OBJECTIVE
Print the data word for word, starting with the first line and going on through the line with "scatter-point (449, 457, 452, 460)".
-- START TASK DATA --
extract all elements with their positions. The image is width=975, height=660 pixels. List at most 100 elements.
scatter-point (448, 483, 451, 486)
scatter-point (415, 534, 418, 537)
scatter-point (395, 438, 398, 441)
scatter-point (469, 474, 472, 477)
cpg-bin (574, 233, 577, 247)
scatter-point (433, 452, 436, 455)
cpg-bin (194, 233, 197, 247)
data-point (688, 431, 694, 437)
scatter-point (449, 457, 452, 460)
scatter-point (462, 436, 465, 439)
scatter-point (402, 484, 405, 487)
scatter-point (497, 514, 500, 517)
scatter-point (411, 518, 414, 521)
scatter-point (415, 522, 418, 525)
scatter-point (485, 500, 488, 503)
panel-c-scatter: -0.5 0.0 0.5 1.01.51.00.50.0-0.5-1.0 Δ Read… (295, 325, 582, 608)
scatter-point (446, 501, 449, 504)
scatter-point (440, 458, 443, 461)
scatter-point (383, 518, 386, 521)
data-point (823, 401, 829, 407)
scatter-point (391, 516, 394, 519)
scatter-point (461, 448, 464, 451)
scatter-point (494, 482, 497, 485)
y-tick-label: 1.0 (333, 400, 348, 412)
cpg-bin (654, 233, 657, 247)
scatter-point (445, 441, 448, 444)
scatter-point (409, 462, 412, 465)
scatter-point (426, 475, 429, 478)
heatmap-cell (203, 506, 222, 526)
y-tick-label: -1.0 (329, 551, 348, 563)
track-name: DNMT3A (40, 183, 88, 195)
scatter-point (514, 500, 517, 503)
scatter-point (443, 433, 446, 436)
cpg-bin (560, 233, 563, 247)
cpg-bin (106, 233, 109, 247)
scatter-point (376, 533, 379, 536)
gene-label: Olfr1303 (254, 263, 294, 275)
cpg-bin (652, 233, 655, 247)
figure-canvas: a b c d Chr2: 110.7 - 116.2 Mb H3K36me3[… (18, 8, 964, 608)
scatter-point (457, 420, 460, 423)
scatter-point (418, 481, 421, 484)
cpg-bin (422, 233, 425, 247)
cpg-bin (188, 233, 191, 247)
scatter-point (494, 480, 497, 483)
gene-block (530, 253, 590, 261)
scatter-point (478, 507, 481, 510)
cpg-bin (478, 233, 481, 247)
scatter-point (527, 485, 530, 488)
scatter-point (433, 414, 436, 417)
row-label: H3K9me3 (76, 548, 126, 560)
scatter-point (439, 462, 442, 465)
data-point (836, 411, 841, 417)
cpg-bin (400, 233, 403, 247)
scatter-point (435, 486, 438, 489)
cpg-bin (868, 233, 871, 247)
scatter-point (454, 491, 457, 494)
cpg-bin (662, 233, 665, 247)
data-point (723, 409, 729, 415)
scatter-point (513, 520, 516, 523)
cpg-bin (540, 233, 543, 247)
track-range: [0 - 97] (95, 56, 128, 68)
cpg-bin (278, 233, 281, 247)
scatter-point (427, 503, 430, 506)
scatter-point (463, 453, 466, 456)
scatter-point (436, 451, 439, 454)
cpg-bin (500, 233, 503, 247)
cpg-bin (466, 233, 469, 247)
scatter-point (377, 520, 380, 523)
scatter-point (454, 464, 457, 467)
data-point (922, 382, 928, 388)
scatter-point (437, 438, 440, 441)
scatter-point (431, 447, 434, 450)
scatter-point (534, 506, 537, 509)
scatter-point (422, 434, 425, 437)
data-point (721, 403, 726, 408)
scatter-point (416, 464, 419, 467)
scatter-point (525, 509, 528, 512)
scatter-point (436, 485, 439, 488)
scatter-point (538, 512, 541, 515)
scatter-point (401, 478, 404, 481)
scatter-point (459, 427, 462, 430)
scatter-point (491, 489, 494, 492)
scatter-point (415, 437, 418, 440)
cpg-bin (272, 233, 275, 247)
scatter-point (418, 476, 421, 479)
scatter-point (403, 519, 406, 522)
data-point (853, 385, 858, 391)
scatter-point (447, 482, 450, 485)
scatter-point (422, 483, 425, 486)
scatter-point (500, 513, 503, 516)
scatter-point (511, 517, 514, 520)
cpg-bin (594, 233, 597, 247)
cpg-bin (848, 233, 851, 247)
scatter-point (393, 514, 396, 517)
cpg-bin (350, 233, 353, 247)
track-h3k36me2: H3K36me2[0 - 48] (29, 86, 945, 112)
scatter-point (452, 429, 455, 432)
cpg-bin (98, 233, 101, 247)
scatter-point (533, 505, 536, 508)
-- END TASK DATA --
COMPLETE OUTPUT
extract all elements with their positions. The image is width=975, height=660 pixels. List at most 100 elements.
scatter-point (448, 483, 451, 486)
scatter-point (415, 534, 418, 537)
scatter-point (395, 438, 398, 441)
scatter-point (469, 474, 472, 477)
cpg-bin (574, 233, 577, 247)
scatter-point (433, 452, 436, 455)
cpg-bin (194, 233, 197, 247)
data-point (688, 431, 694, 437)
scatter-point (449, 457, 452, 460)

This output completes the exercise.